__GOAL OF THE EXERCISE__
Go through the entries and count the lines with the string "Delta" in them. Give only that number.

Saved entries
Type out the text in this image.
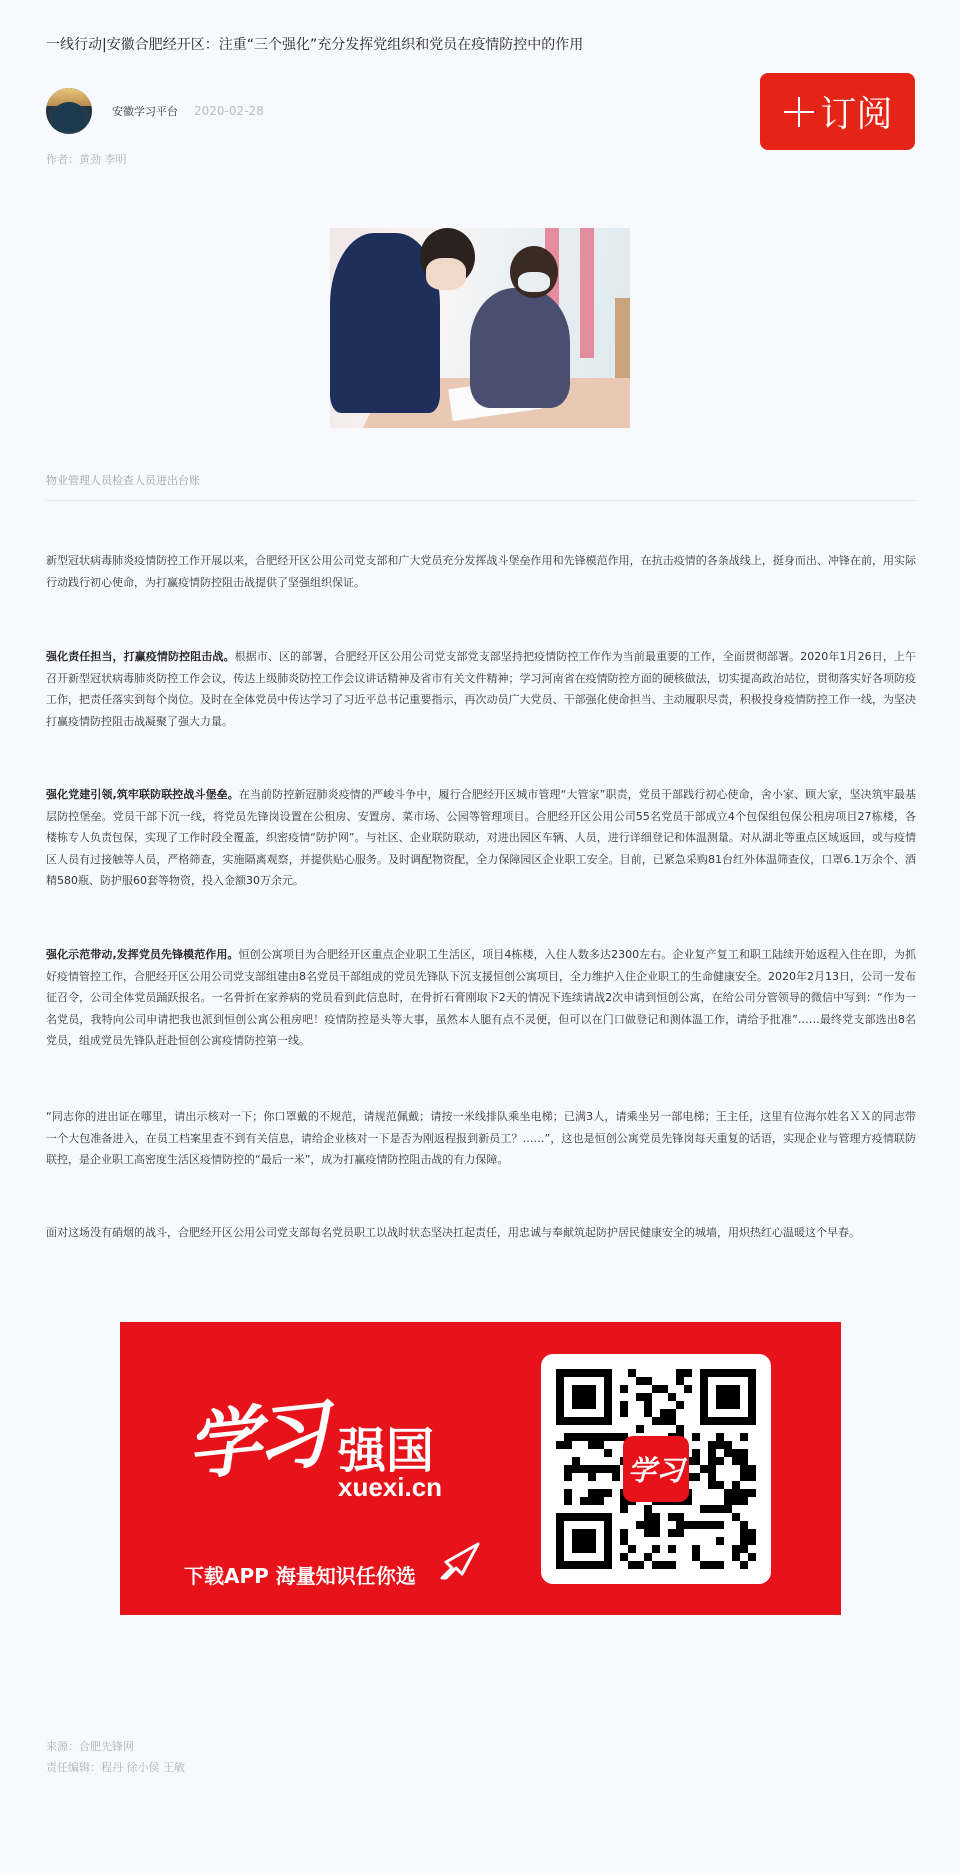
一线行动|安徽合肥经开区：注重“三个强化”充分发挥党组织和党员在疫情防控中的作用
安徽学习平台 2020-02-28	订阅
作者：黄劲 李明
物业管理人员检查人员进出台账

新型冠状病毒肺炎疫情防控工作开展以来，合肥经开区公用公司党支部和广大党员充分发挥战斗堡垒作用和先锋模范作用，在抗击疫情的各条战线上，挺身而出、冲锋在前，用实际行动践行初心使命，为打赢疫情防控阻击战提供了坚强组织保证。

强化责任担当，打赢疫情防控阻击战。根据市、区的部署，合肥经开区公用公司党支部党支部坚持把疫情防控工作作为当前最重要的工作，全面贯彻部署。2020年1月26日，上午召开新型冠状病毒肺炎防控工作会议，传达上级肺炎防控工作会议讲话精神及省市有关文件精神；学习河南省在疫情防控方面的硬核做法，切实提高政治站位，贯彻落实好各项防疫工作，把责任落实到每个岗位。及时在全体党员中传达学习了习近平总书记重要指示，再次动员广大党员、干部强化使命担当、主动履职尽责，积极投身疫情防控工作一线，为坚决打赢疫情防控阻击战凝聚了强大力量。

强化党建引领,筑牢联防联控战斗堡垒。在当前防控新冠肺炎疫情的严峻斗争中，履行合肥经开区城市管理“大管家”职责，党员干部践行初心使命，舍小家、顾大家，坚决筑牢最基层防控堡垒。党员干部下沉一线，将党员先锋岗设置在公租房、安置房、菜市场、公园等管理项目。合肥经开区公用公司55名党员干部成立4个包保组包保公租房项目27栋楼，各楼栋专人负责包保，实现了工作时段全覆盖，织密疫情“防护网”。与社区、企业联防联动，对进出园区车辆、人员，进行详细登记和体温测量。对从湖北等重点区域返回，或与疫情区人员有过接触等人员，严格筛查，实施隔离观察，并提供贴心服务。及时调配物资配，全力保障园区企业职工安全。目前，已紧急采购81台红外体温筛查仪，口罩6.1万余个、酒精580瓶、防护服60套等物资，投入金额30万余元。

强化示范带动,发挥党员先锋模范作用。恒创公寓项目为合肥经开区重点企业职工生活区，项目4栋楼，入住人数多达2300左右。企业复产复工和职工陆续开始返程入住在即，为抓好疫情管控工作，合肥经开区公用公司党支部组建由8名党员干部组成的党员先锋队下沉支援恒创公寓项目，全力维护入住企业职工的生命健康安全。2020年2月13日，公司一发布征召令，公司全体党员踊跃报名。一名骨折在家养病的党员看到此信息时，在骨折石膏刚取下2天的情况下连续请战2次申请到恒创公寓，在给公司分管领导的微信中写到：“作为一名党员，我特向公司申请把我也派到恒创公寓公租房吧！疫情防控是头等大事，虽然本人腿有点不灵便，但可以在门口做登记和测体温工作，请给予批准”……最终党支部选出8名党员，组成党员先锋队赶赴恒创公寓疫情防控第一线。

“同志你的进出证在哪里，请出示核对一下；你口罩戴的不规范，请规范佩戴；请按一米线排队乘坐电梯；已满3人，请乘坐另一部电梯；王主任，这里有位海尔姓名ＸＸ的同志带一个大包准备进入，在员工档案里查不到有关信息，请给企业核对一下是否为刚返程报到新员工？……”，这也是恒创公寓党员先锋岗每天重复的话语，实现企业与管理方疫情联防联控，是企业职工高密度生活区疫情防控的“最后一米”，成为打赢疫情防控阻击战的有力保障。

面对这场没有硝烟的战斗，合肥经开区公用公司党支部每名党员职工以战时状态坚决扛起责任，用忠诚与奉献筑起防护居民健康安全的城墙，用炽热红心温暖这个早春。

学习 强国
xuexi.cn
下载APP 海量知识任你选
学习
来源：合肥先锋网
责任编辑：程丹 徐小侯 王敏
...
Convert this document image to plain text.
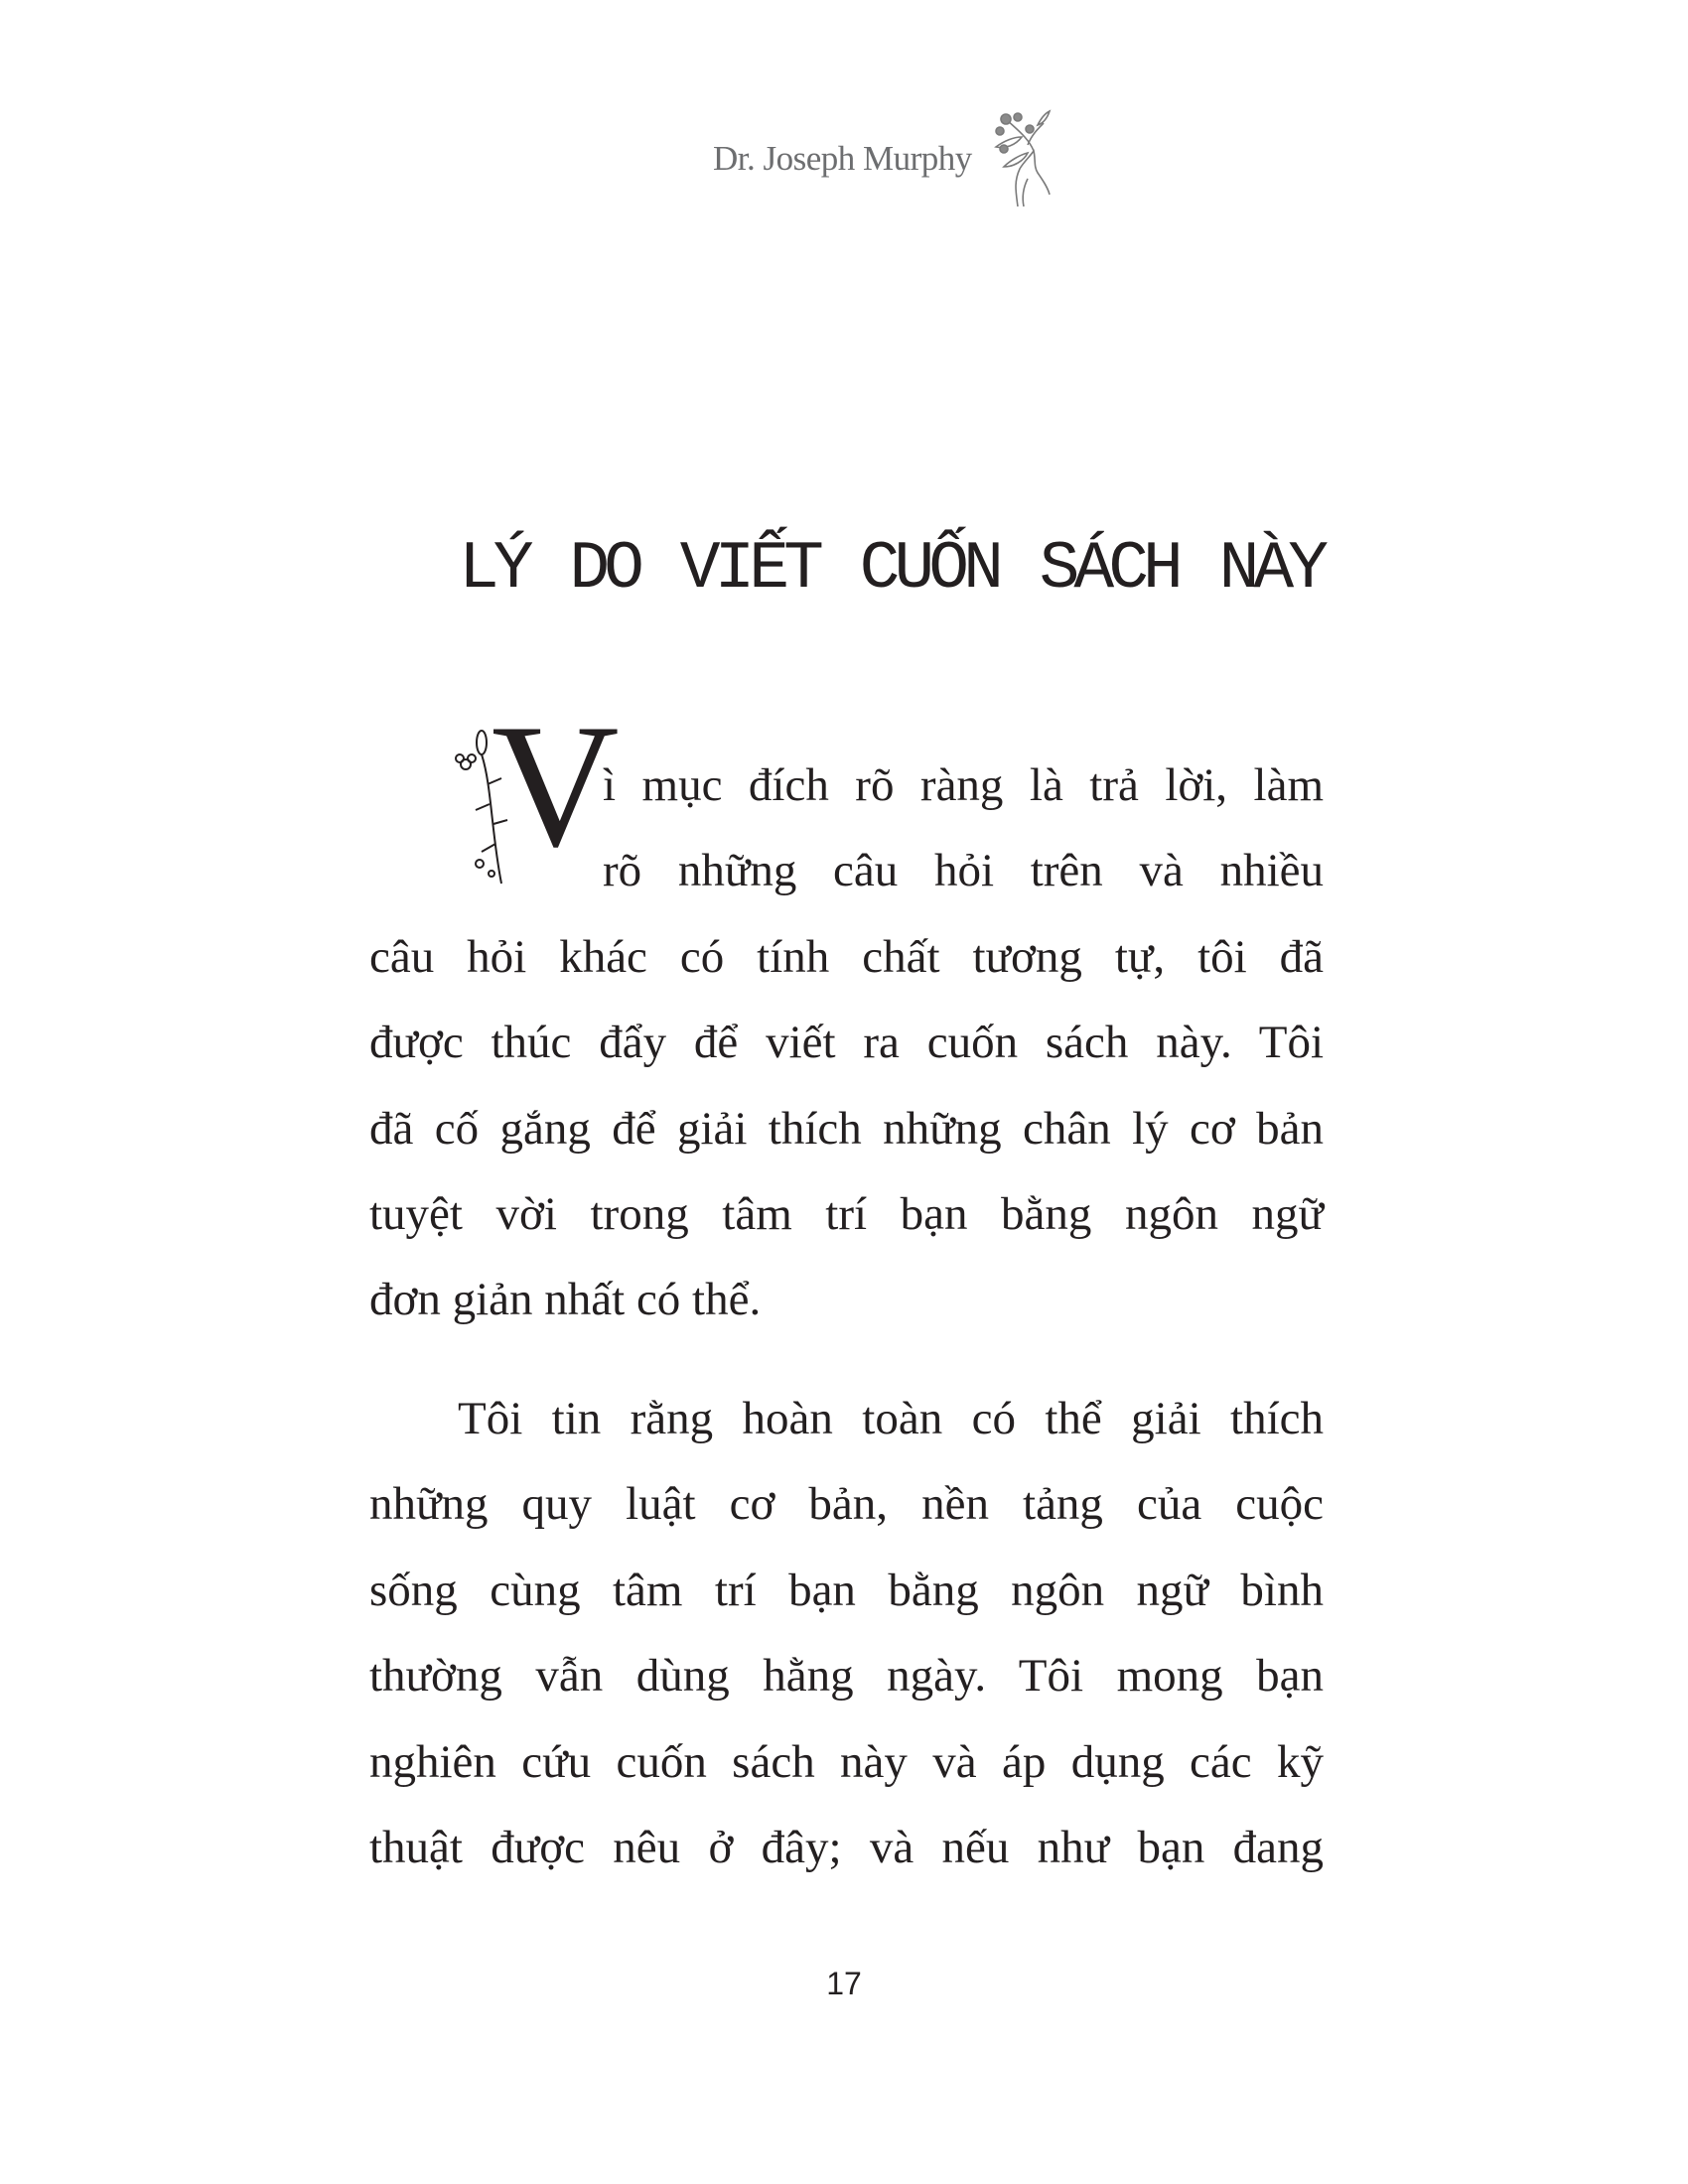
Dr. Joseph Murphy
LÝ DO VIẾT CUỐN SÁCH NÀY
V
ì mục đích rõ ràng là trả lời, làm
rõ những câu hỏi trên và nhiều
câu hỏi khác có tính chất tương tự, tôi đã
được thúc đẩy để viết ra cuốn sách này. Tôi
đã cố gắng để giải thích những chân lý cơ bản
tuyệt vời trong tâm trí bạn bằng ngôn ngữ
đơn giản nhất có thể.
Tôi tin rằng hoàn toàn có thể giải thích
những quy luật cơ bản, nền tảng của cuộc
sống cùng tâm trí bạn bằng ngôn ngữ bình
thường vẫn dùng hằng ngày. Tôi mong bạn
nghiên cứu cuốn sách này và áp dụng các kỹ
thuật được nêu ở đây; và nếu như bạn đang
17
---
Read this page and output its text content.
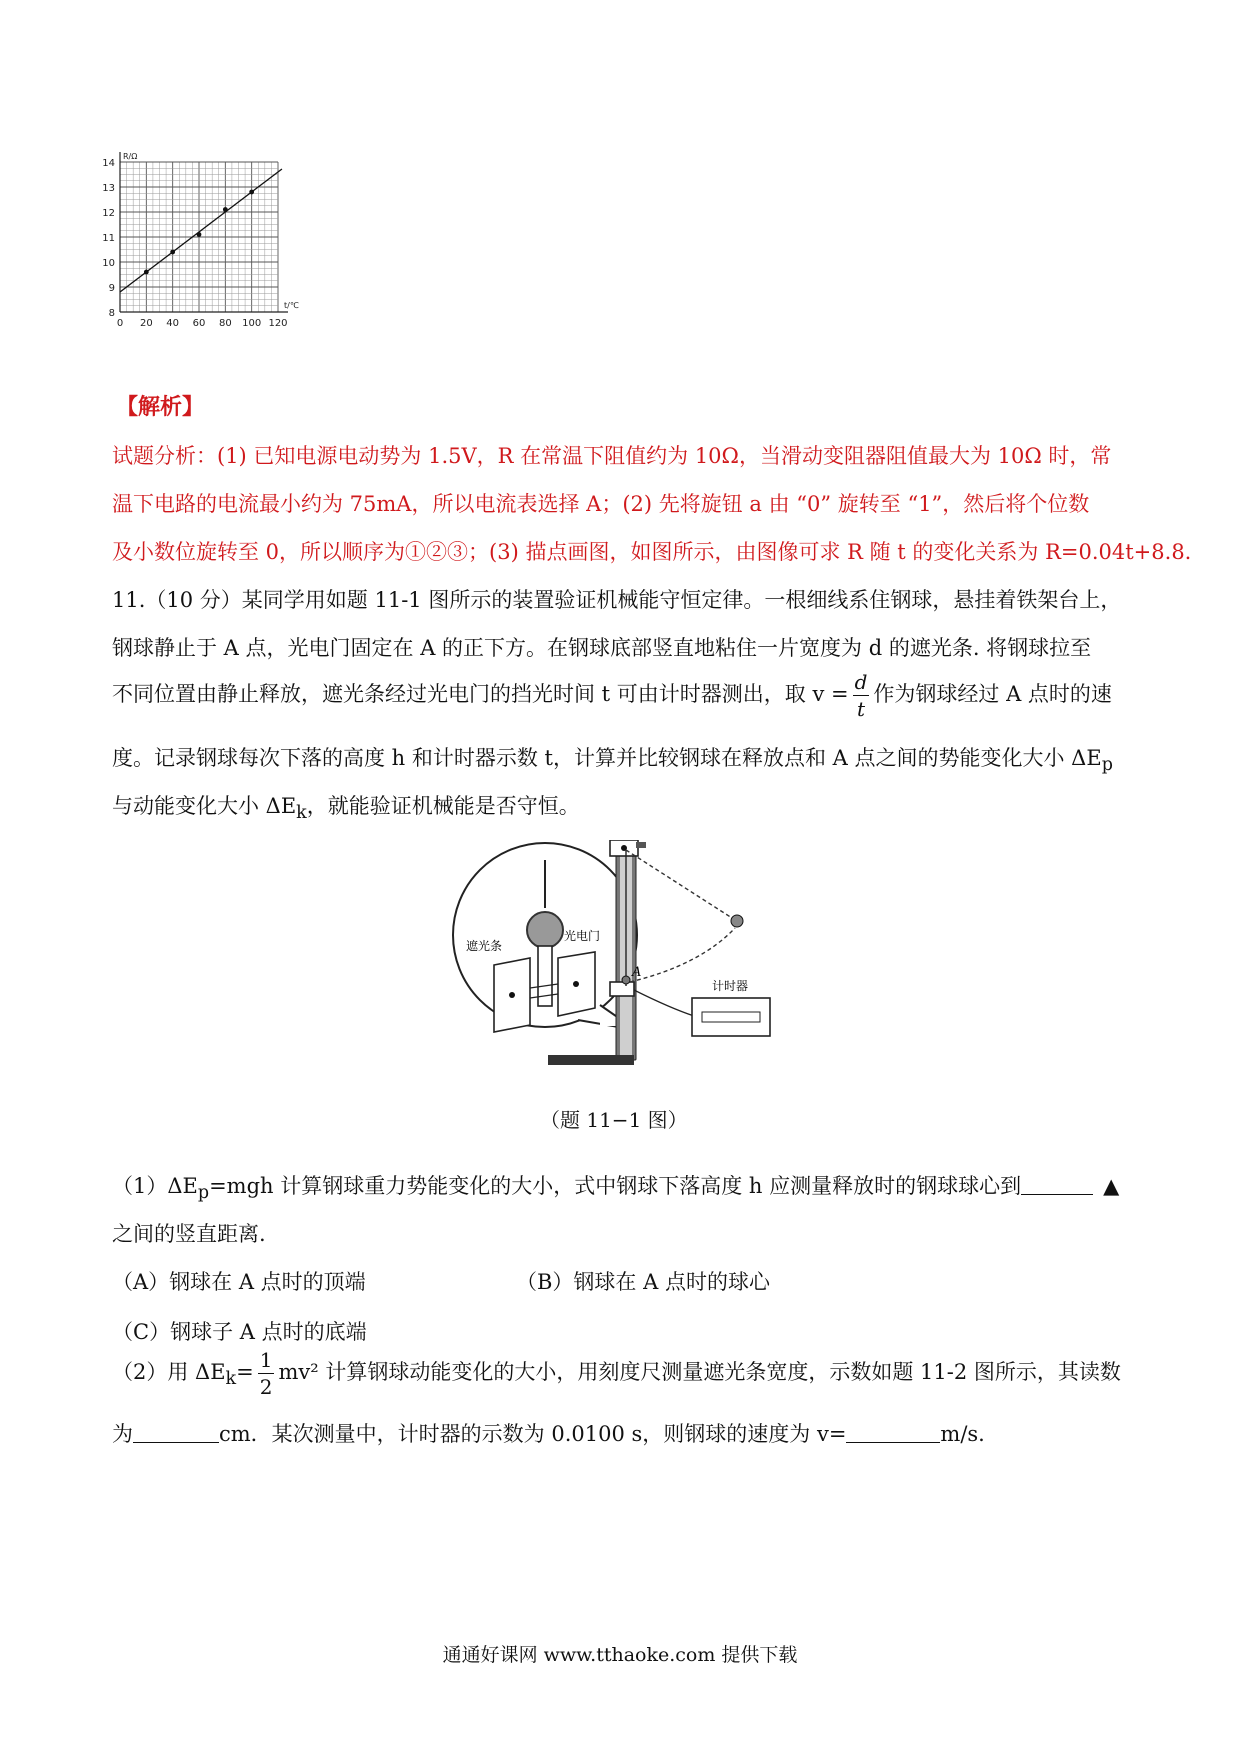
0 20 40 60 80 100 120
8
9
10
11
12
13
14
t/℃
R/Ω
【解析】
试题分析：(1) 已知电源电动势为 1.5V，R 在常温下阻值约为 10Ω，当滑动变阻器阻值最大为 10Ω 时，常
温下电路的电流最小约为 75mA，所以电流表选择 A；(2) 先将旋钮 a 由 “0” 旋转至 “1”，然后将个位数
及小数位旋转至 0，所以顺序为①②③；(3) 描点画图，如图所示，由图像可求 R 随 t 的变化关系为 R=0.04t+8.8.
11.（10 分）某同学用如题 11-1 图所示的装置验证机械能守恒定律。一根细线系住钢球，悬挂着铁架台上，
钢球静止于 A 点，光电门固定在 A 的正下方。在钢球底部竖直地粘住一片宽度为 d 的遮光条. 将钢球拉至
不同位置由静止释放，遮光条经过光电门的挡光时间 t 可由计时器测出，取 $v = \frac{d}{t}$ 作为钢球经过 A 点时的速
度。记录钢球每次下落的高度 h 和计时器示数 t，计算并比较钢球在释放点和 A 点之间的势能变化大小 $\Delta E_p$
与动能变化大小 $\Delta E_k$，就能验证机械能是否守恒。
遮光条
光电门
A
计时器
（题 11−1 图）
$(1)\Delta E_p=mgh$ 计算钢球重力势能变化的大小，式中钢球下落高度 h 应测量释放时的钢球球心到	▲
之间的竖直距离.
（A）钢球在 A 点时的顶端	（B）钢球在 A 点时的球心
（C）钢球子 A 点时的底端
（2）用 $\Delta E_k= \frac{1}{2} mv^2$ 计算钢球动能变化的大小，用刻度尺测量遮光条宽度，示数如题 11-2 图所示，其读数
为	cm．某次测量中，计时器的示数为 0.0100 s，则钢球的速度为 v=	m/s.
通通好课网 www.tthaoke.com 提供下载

__FINISHED TASK__
4